- INSTRUCTION
Retype every entry in its entirety, without alteration.

- EXERCISE DATA
········
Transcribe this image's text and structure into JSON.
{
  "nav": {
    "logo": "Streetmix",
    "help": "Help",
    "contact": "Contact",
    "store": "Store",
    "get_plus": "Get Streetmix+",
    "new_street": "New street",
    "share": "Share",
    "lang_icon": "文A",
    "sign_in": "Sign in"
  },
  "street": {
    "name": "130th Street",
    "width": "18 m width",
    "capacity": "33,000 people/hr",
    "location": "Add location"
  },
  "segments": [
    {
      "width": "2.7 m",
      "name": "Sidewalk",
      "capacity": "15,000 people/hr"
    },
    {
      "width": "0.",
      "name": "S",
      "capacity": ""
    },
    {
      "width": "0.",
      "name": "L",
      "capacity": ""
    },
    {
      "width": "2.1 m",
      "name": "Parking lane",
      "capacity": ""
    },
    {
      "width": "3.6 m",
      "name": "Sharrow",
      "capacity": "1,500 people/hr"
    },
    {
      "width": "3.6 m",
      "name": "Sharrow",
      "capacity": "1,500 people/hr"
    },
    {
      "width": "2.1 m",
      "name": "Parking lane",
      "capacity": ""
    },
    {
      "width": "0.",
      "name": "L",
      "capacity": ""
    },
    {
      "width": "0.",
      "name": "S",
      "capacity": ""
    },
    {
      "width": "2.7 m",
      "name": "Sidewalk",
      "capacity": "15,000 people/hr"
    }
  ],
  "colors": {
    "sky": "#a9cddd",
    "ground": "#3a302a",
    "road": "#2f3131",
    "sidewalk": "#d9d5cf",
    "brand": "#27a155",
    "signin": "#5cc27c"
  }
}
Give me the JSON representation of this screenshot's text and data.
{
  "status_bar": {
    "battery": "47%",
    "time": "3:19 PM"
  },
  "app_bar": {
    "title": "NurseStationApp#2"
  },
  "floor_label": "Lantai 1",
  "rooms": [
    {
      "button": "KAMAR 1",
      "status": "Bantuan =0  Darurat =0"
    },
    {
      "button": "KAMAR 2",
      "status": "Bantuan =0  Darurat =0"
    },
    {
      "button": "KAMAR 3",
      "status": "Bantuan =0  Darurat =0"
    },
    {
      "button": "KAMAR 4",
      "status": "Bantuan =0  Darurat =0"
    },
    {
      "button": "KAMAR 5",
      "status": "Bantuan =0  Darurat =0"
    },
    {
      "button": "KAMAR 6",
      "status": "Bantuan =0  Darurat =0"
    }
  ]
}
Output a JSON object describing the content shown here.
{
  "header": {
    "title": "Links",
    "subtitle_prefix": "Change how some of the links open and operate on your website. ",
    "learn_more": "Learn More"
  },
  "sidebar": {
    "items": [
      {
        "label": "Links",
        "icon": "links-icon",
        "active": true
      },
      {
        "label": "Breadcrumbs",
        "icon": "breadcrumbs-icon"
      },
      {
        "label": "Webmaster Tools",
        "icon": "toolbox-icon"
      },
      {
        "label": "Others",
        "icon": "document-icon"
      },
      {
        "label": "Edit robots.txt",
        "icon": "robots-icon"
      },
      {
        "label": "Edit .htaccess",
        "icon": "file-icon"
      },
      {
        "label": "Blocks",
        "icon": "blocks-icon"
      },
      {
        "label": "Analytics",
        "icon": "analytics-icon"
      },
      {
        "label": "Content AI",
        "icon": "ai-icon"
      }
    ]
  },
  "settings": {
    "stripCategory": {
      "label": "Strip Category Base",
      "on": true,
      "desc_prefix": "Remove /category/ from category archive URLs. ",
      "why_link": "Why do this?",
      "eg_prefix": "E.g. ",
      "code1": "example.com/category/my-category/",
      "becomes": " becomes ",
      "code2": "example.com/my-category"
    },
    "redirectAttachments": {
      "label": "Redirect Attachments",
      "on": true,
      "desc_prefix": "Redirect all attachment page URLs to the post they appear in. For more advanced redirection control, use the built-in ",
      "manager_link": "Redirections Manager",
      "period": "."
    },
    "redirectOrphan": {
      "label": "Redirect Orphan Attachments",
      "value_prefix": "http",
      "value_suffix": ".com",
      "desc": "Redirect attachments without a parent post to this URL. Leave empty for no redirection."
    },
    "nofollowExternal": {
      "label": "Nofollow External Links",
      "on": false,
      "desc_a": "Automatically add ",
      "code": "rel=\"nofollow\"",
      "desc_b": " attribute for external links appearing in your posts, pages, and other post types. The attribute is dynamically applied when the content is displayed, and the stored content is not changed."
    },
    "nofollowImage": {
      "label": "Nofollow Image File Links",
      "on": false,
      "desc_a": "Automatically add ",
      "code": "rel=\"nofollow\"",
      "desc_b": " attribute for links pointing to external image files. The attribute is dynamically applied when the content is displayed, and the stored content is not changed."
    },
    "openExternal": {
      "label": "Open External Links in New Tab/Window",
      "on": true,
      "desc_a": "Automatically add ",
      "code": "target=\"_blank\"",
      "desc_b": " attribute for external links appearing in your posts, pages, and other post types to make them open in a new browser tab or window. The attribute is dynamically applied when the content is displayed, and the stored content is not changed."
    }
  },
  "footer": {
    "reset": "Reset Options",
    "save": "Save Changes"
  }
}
········
- FINISHED TASK
Transcribe this image's text and structure into JSON.
{
  "nav": {
    "logo": "Streetmix",
    "help": "Help",
    "contact": "Contact",
    "store": "Store",
    "get_plus": "Get Streetmix+",
    "new_street": "New street",
    "share": "Share",
    "lang_icon": "文A",
    "sign_in": "Sign in"
  },
  "street": {
    "name": "130th Street",
    "width": "18 m width",
    "capacity": "33,000 people/hr",
    "location": "Add location"
  },
  "segments": [
    {
      "width": "2.7 m",
      "name": "Sidewalk",
      "capacity": "15,000 people/hr"
    },
    {
      "width": "0.",
      "name": "S",
      "capacity": ""
    },
    {
      "width": "0.",
      "name": "L",
      "capacity": ""
    },
    {
      "width": "2.1 m",
      "name": "Parking lane",
      "capacity": ""
    },
    {
      "width": "3.6 m",
      "name": "Sharrow",
      "capacity": "1,500 people/hr"
    },
    {
      "width": "3.6 m",
      "name": "Sharrow",
      "capacity": "1,500 people/hr"
    },
    {
      "width": "2.1 m",
      "name": "Parking lane",
      "capacity": ""
    },
    {
      "width": "0.",
      "name": "L",
      "capacity": ""
    },
    {
      "width": "0.",
      "name": "S",
      "capacity": ""
    },
    {
      "width": "2.7 m",
      "name": "Sidewalk",
      "capacity": "15,000 people/hr"
    }
  ],
  "colors": {
    "sky": "#a9cddd",
    "ground": "#3a302a",
    "road": "#2f3131",
    "sidewalk": "#d9d5cf",
    "brand": "#27a155",
    "signin": "#5cc27c"
  }
}
Give me the JSON representation of this screenshot's text and data.
{
  "status_bar": {
    "battery": "47%",
    "time": "3:19 PM"
  },
  "app_bar": {
    "title": "NurseStationApp#2"
  },
  "floor_label": "Lantai 1",
  "rooms": [
    {
      "button": "KAMAR 1",
      "status": "Bantuan =0  Darurat =0"
    },
    {
      "button": "KAMAR 2",
      "status": "Bantuan =0  Darurat =0"
    },
    {
      "button": "KAMAR 3",
      "status": "Bantuan =0  Darurat =0"
    },
    {
      "button": "KAMAR 4",
      "status": "Bantuan =0  Darurat =0"
    },
    {
      "button": "KAMAR 5",
      "status": "Bantuan =0  Darurat =0"
    },
    {
      "button": "KAMAR 6",
      "status": "Bantuan =0  Darurat =0"
    }
  ]
}
Output a JSON object describing the content shown here.
{
  "header": {
    "title": "Links",
    "subtitle_prefix": "Change how some of the links open and operate on your website. ",
    "learn_more": "Learn More"
  },
  "sidebar": {
    "items": [
      {
        "label": "Links",
        "icon": "links-icon",
        "active": true
      },
      {
        "label": "Breadcrumbs",
        "icon": "breadcrumbs-icon"
      },
      {
        "label": "Webmaster Tools",
        "icon": "toolbox-icon"
      },
      {
        "label": "Others",
        "icon": "document-icon"
      },
      {
        "label": "Edit robots.txt",
        "icon": "robots-icon"
      },
      {
        "label": "Edit .htaccess",
        "icon": "file-icon"
      },
      {
        "label": "Blocks",
        "icon": "blocks-icon"
      },
      {
        "label": "Analytics",
        "icon": "analytics-icon"
      },
      {
        "label": "Content AI",
        "icon": "ai-icon"
      }
    ]
  },
  "settings": {
    "stripCategory": {
      "label": "Strip Category Base",
      "on": true,
      "desc_prefix": "Remove /category/ from category archive URLs. ",
      "why_link": "Why do this?",
      "eg_prefix": "E.g. ",
      "code1": "example.com/category/my-category/",
      "becomes": " becomes ",
      "code2": "example.com/my-category"
    },
    "redirectAttachments": {
      "label": "Redirect Attachments",
      "on": true,
      "desc_prefix": "Redirect all attachment page URLs to the post they appear in. For more advanced redirection control, use the built-in ",
      "manager_link": "Redirections Manager",
      "period": "."
    },
    "redirectOrphan": {
      "label": "Redirect Orphan Attachments",
      "value_prefix": "http",
      "value_suffix": ".com",
      "desc": "Redirect attachments without a parent post to this URL. Leave empty for no redirection."
    },
    "nofollowExternal": {
      "label": "Nofollow External Links",
      "on": false,
      "desc_a": "Automatically add ",
      "code": "rel=\"nofollow\"",
      "desc_b": " attribute for external links appearing in your posts, pages, and other post types. The attribute is dynamically applied when the content is displayed, and the stored content is not changed."
    },
    "nofollowImage": {
      "label": "Nofollow Image File Links",
      "on": false,
      "desc_a": "Automatically add ",
      "code": "rel=\"nofollow\"",
      "desc_b": " attribute for links pointing to external image files. The attribute is dynamically applied when the content is displayed, and the stored content is not changed."
    },
    "openExternal": {
      "label": "Open External Links in New Tab/Window",
      "on": true,
      "desc_a": "Automatically add ",
      "code": "target=\"_blank\"",
      "desc_b": " attribute for external links appearing in your posts, pages, and other post types to make them open in a new browser tab or window. The attribute is dynamically applied when the content is displayed, and the stored content is not changed."
    }
  },
  "footer": {
    "reset": "Reset Options",
    "save": "Save Changes"
  }
}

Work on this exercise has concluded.